* Stored data entries
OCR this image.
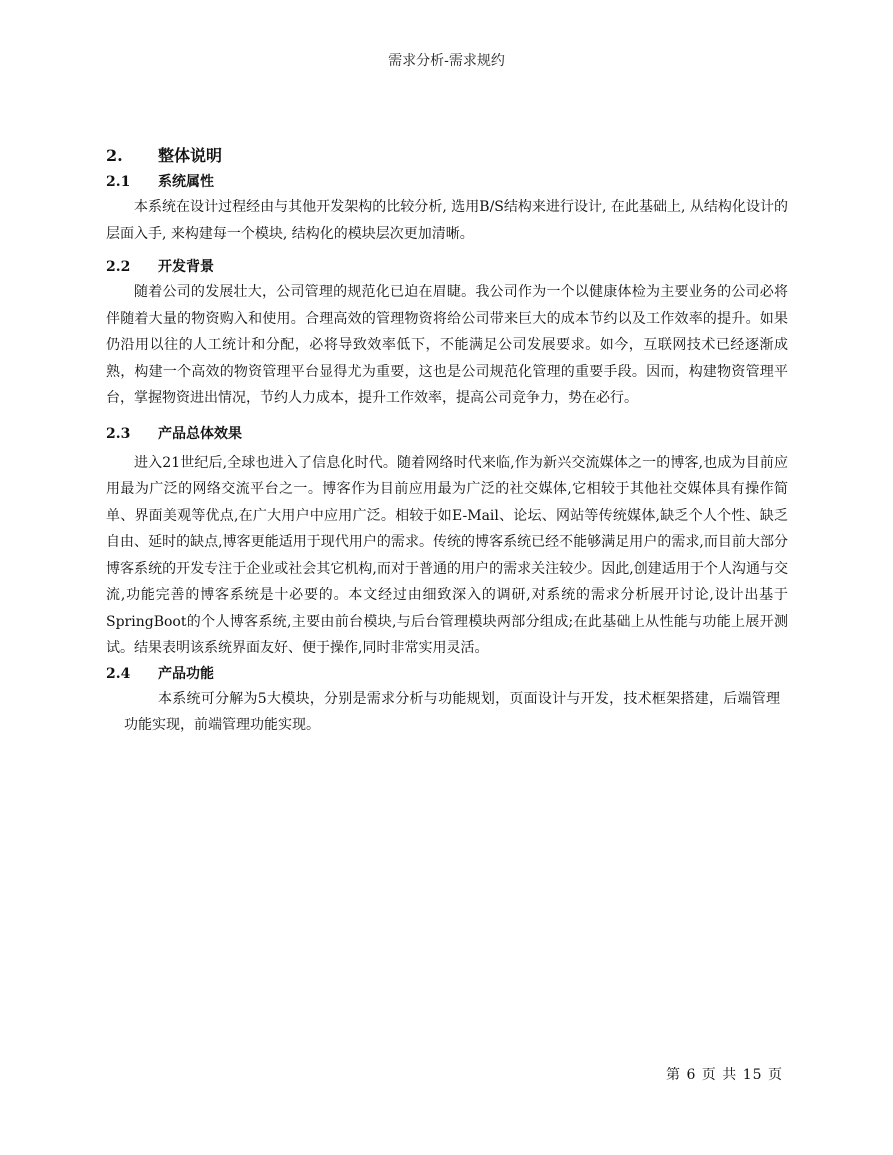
需求分析-需求规约
2.	整体说明
2.1	系统属性

本系统在设计过程经由与其他开发架构的比较分析, 选用B/S结构来进行设计, 在此基础上, 从结构化设计的层面入手, 来构建每一个模块, 结构化的模块层次更加清晰。

2.2	开发背景

随着公司的发展壮大，公司管理的规范化已迫在眉睫。我公司作为一个以健康体检为主要业务的公司必将伴随着大量的物资购入和使用。合理高效的管理物资将给公司带来巨大的成本节约以及工作效率的提升。如果仍沿用以往的人工统计和分配，必将导致效率低下，不能满足公司发展要求。如今，互联网技术已经逐渐成熟，构建一个高效的物资管理平台显得尤为重要，这也是公司规范化管理的重要手段。因而，构建物资管理平台，掌握物资进出情况，节约人力成本，提升工作效率，提高公司竞争力，势在必行。

2.3	产品总体效果

进入21世纪后,全球也进入了信息化时代。随着网络时代来临,作为新兴交流媒体之一的博客,也成为目前应用最为广泛的网络交流平台之一。博客作为目前应用最为广泛的社交媒体,它相较于其他社交媒体具有操作简单、界面美观等优点,在广大用户中应用广泛。相较于如E-Mail、论坛、网站等传统媒体,缺乏个人个性、缺乏自由、延时的缺点,博客更能适用于现代用户的需求。传统的博客系统已经不能够满足用户的需求,而目前大部分博客系统的开发专注于企业或社会其它机构,而对于普通的用户的需求关注较少。因此,创建适用于个人沟通与交流,功能完善的博客系统是十必要的。本文经过由细致深入的调研,对系统的需求分析展开讨论,设计出基于SpringBoot的个人博客系统,主要由前台模块,与后台管理模块两部分组成;在此基础上从性能与功能上展开测试。结果表明该系统界面友好、便于操作,同时非常实用灵活。

2.4	产品功能

本系统可分解为5大模块，分别是需求分析与功能规划，页面设计与开发，技术框架搭建，后端管理功能实现，前端管理功能实现。

第 6 页 共 15 页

* WHAT YOU SHOULD DO
Reproduce each entry precisely, dropping only the pictures.

* SOLVED PROBLEM
OCR this image.
需求分析-需求规约
2.	整体说明
2.1	系统属性

本系统在设计过程经由与其他开发架构的比较分析, 选用B/S结构来进行设计, 在此基础上, 从结构化设计的层面入手, 来构建每一个模块, 结构化的模块层次更加清晰。

2.2	开发背景

随着公司的发展壮大，公司管理的规范化已迫在眉睫。我公司作为一个以健康体检为主要业务的公司必将伴随着大量的物资购入和使用。合理高效的管理物资将给公司带来巨大的成本节约以及工作效率的提升。如果仍沿用以往的人工统计和分配，必将导致效率低下，不能满足公司发展要求。如今，互联网技术已经逐渐成熟，构建一个高效的物资管理平台显得尤为重要，这也是公司规范化管理的重要手段。因而，构建物资管理平台，掌握物资进出情况，节约人力成本，提升工作效率，提高公司竞争力，势在必行。

2.3	产品总体效果

进入21世纪后,全球也进入了信息化时代。随着网络时代来临,作为新兴交流媒体之一的博客,也成为目前应用最为广泛的网络交流平台之一。博客作为目前应用最为广泛的社交媒体,它相较于其他社交媒体具有操作简单、界面美观等优点,在广大用户中应用广泛。相较于如E-Mail、论坛、网站等传统媒体,缺乏个人个性、缺乏自由、延时的缺点,博客更能适用于现代用户的需求。传统的博客系统已经不能够满足用户的需求,而目前大部分博客系统的开发专注于企业或社会其它机构,而对于普通的用户的需求关注较少。因此,创建适用于个人沟通与交流,功能完善的博客系统是十必要的。本文经过由细致深入的调研,对系统的需求分析展开讨论,设计出基于SpringBoot的个人博客系统,主要由前台模块,与后台管理模块两部分组成;在此基础上从性能与功能上展开测试。结果表明该系统界面友好、便于操作,同时非常实用灵活。

2.4	产品功能

本系统可分解为5大模块，分别是需求分析与功能规划，页面设计与开发，技术框架搭建，后端管理功能实现，前端管理功能实现。

第 6 页 共 15 页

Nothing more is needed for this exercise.